YOUR INSTRUCTIONS – In the entries below, count each line holding the word "Contact". Answer with the total alone.

(Saved data entries)

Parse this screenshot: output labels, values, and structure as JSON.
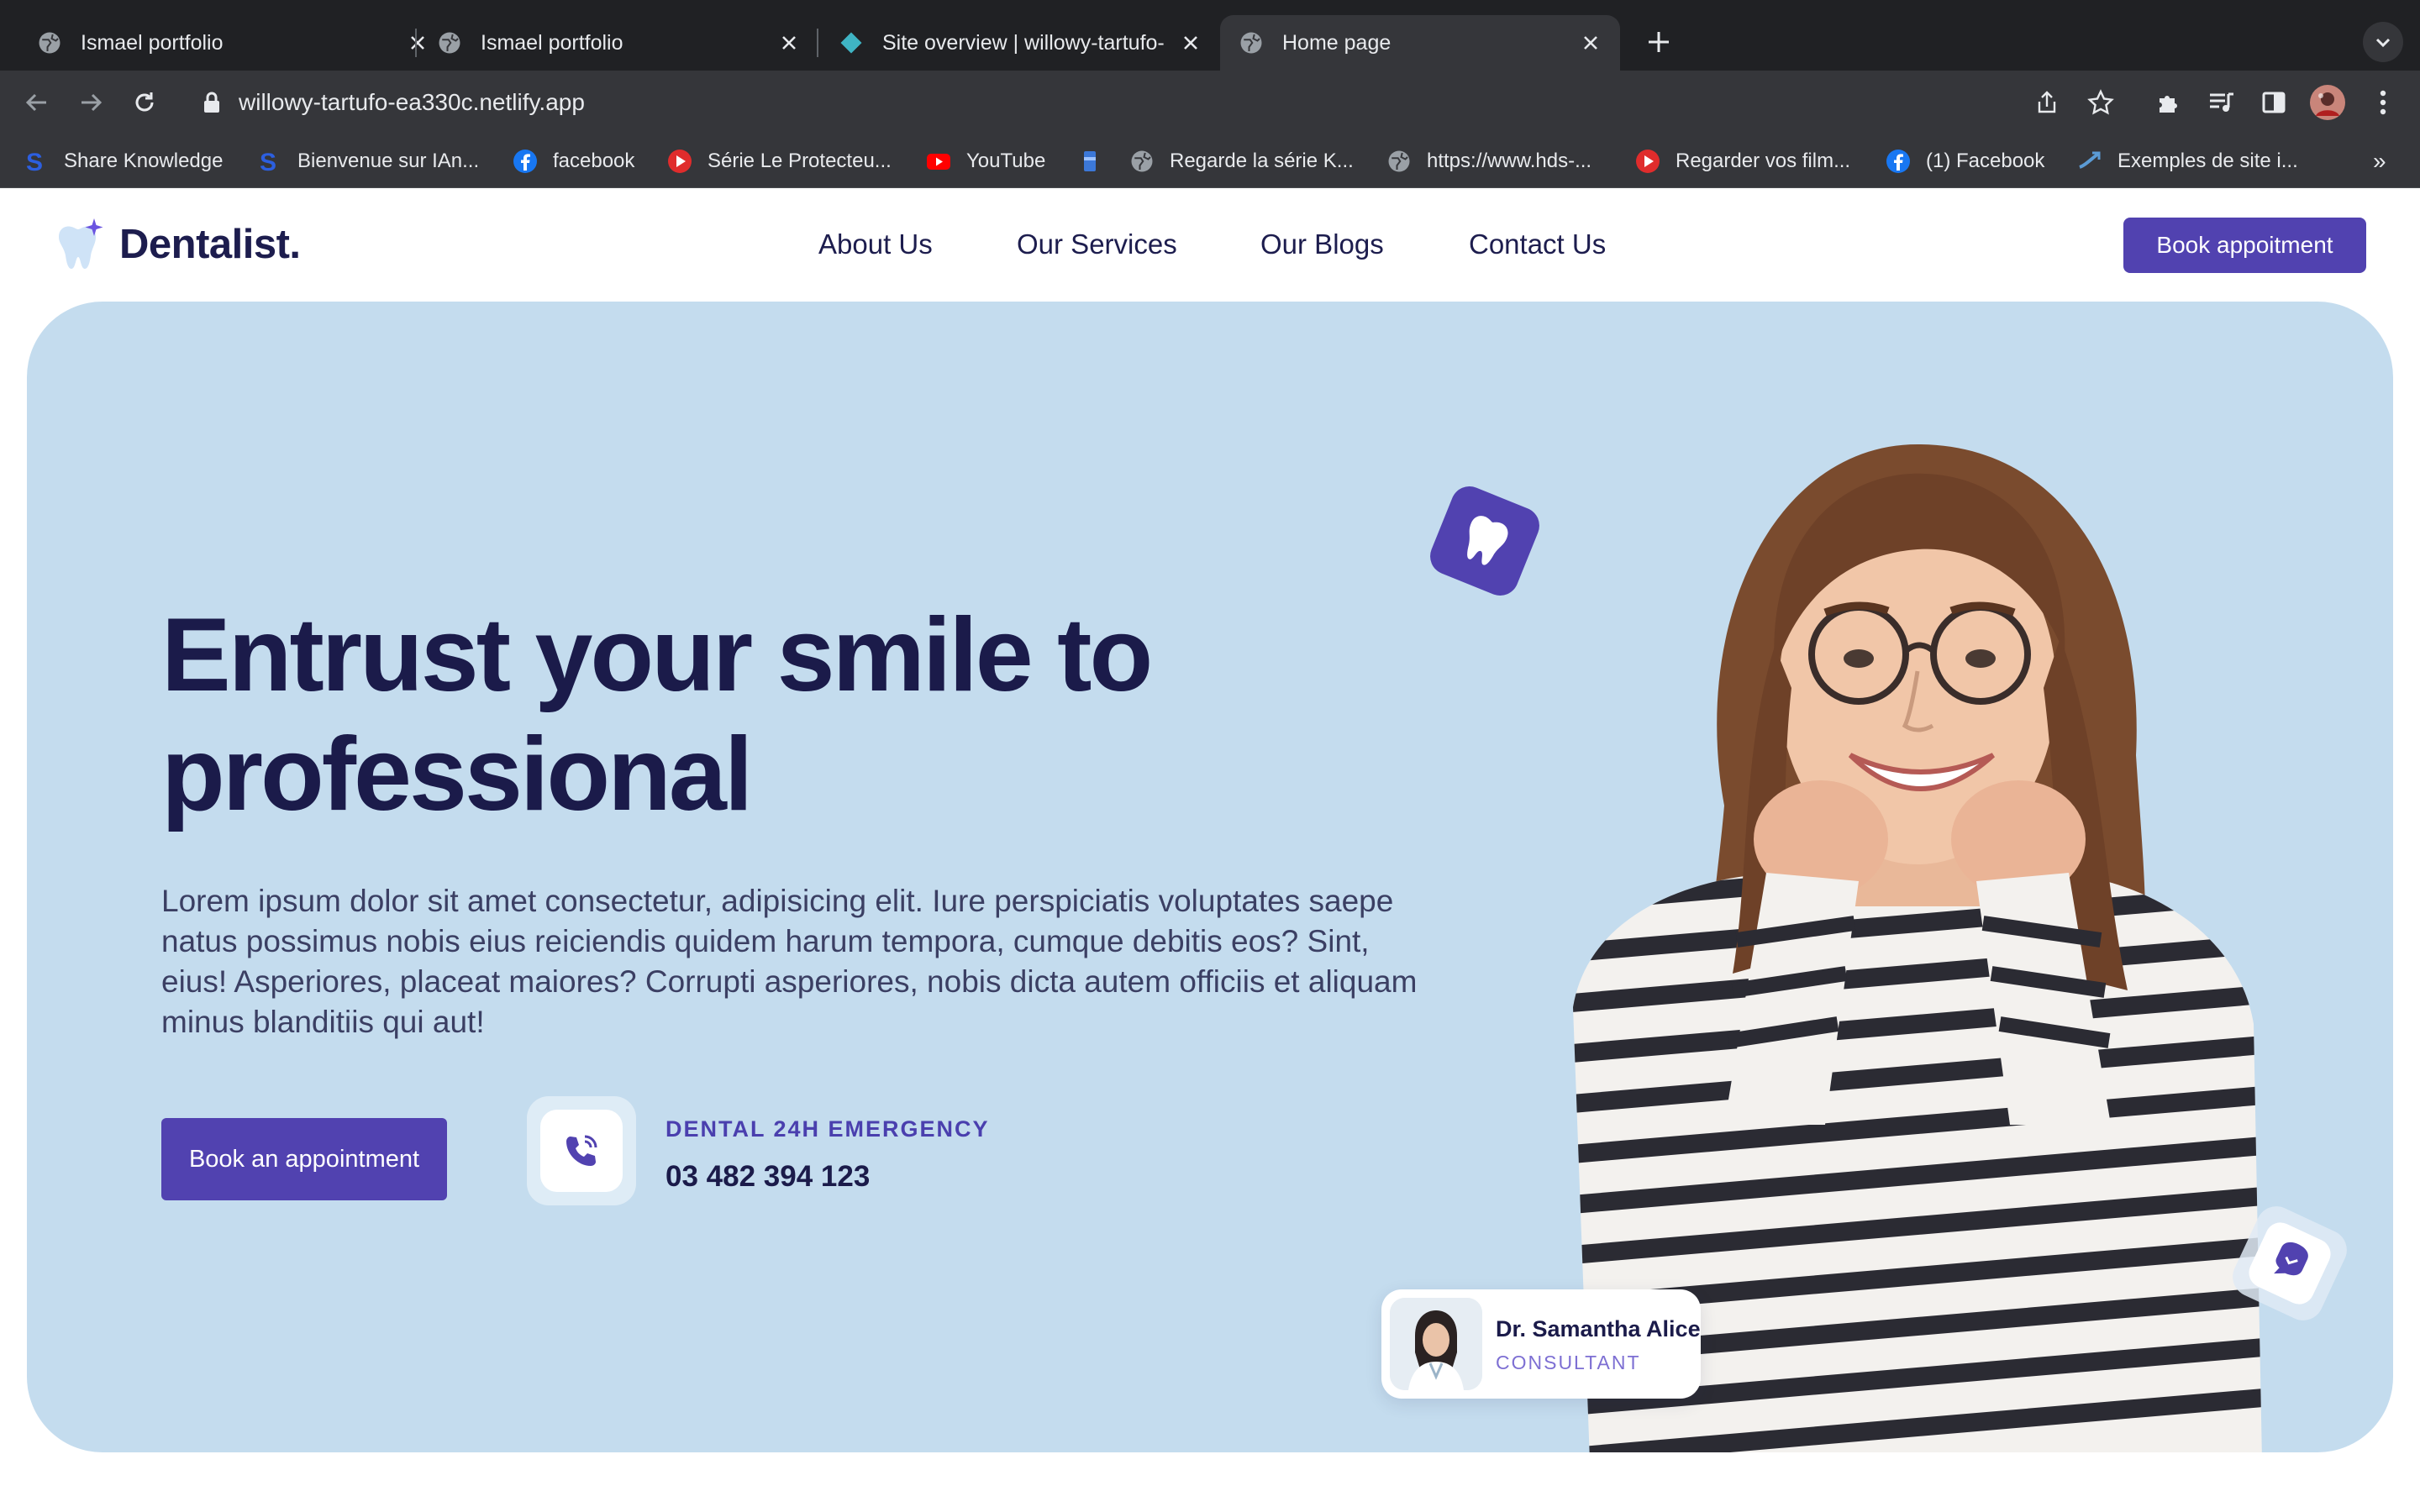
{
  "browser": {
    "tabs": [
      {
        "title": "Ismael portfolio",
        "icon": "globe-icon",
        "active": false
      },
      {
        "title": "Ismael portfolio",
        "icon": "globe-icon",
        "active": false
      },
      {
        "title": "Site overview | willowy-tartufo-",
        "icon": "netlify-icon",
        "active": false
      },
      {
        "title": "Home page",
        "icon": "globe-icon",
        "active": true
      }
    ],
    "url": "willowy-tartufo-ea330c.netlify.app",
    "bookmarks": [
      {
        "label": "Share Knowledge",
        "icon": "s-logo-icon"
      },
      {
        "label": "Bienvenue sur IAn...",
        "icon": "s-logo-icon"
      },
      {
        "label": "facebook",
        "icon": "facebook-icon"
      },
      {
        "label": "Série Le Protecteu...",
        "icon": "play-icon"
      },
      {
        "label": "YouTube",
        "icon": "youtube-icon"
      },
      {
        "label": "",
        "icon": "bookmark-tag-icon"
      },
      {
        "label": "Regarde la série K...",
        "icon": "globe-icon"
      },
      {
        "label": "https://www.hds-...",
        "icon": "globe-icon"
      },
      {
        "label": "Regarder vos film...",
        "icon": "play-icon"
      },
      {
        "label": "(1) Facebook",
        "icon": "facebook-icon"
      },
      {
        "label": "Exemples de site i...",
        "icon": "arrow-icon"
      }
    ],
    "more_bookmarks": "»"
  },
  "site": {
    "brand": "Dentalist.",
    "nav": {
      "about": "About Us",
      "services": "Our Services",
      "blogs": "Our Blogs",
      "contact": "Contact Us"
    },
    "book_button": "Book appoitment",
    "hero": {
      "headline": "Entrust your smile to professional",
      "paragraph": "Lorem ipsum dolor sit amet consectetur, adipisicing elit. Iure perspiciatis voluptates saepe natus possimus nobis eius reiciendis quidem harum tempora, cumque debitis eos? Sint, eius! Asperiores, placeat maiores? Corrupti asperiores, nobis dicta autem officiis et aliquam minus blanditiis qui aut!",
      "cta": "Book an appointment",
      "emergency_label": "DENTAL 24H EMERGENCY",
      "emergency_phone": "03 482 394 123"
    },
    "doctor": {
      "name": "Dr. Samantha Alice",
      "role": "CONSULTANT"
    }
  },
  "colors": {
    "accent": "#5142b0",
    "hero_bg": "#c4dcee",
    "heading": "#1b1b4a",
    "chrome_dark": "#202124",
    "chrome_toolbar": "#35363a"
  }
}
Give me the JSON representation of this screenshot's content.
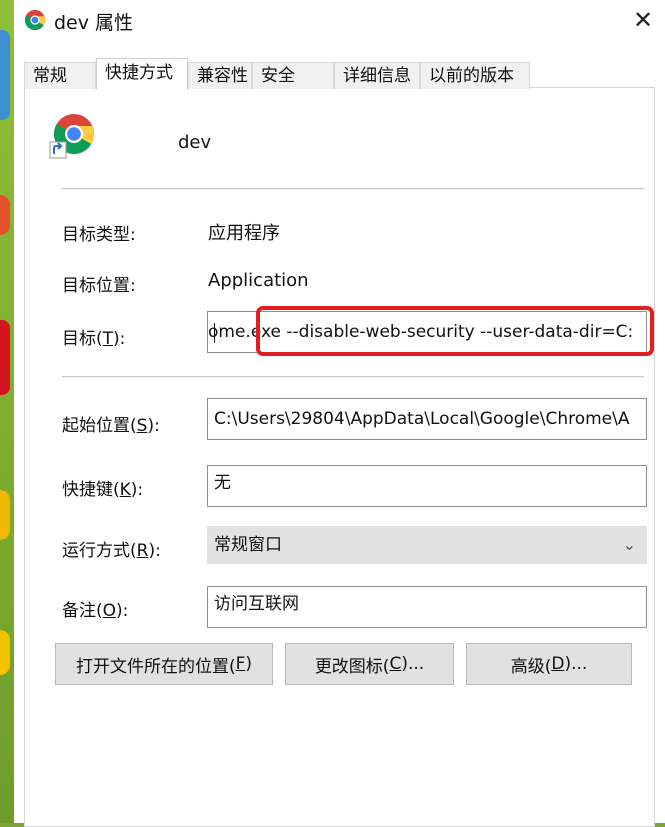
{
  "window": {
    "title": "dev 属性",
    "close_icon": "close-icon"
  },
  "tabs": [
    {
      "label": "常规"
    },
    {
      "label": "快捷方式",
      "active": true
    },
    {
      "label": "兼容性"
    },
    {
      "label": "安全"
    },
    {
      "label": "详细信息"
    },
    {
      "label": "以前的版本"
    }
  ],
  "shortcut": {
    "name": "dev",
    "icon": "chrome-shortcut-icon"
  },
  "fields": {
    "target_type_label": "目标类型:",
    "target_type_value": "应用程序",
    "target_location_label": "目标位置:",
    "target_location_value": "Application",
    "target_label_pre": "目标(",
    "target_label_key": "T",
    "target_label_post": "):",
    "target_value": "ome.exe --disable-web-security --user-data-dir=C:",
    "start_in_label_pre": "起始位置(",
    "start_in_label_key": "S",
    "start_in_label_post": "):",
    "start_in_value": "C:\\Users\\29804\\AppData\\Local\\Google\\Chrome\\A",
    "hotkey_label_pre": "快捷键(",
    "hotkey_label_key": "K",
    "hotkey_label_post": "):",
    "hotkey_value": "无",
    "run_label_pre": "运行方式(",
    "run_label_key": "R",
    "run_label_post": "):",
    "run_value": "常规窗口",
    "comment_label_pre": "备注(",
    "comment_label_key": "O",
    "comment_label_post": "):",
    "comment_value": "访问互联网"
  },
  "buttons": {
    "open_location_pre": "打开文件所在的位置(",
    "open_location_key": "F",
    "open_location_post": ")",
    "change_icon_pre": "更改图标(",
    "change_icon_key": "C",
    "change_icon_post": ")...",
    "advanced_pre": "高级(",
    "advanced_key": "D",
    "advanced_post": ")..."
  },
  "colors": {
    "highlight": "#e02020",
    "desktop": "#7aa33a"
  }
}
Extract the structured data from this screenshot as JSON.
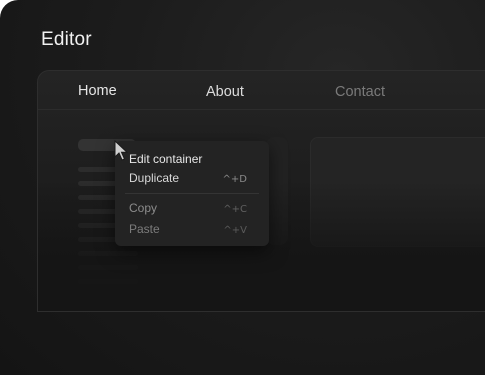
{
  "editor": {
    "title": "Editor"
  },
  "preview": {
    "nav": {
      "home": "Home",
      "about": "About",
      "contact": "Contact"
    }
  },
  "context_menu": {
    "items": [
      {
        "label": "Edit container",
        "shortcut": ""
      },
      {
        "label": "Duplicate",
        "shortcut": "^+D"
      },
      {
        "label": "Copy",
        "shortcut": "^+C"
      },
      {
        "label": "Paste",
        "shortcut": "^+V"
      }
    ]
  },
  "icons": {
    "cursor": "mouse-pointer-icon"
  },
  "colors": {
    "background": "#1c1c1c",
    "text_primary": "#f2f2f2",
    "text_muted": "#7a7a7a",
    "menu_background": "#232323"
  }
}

RESPONSE TO THE EXERCISE – 2